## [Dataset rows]
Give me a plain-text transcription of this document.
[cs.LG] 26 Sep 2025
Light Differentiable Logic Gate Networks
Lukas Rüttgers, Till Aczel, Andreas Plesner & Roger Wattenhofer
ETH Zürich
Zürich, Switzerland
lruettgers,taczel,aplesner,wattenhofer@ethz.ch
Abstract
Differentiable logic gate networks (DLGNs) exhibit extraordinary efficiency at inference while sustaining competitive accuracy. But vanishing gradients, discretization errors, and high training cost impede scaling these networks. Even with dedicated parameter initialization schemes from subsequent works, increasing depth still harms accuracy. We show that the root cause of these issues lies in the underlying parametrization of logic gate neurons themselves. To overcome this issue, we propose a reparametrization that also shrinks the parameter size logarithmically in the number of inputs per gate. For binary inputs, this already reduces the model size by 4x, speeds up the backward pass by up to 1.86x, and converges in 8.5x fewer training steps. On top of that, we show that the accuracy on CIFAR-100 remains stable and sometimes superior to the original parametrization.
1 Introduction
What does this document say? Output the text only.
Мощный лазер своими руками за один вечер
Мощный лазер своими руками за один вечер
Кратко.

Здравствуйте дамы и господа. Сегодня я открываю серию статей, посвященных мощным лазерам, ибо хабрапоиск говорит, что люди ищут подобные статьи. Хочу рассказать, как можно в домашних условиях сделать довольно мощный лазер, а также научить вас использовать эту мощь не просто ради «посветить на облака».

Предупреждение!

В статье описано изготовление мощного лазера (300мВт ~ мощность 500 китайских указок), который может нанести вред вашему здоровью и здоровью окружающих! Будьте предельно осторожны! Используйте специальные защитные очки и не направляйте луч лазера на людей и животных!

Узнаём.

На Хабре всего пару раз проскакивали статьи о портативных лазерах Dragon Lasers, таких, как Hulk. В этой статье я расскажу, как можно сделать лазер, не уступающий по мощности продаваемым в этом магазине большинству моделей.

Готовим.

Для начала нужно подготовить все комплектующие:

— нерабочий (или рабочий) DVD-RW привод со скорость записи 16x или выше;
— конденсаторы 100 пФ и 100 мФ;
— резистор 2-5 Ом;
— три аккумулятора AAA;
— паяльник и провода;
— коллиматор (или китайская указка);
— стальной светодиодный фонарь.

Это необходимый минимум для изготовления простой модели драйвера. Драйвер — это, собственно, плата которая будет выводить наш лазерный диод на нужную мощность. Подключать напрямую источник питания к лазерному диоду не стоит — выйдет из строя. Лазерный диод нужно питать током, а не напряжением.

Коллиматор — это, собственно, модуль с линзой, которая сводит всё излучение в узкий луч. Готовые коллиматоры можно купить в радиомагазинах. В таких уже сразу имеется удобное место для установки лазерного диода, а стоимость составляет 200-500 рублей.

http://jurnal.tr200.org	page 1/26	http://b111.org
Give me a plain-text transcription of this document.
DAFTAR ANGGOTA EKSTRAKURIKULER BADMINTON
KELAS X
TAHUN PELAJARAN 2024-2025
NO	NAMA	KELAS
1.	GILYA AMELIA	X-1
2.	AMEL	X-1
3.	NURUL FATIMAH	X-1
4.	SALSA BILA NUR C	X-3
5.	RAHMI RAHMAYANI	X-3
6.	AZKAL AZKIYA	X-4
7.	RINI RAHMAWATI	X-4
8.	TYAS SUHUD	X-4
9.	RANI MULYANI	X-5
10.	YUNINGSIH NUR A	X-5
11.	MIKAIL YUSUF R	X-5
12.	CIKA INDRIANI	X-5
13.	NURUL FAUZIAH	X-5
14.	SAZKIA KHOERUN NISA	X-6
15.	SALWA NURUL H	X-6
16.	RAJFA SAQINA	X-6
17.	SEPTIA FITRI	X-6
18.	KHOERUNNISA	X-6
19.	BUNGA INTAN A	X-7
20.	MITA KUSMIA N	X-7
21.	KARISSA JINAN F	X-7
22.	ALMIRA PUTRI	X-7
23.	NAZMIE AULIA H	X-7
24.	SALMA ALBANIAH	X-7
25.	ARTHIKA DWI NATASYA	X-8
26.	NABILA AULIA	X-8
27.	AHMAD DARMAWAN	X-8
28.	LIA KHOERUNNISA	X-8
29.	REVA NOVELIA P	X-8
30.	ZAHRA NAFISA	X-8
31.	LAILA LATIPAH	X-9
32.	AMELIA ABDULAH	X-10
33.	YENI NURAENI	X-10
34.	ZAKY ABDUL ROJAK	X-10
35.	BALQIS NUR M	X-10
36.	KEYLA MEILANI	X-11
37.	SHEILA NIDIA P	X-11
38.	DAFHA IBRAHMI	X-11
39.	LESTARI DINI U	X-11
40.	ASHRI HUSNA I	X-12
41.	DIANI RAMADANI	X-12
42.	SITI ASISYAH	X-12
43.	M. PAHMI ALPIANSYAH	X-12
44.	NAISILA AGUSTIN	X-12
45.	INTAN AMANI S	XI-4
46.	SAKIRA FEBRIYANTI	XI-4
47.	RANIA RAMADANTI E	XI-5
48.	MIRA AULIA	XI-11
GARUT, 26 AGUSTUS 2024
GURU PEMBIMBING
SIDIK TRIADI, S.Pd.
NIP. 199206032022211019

## [Task directions]
Identify all lines where the word "AMELIA" shows up. Copy them.

## [Exercise solution]
1.	GILYA AMELIA	X-1
32.	AMELIA ABDULAH	X-10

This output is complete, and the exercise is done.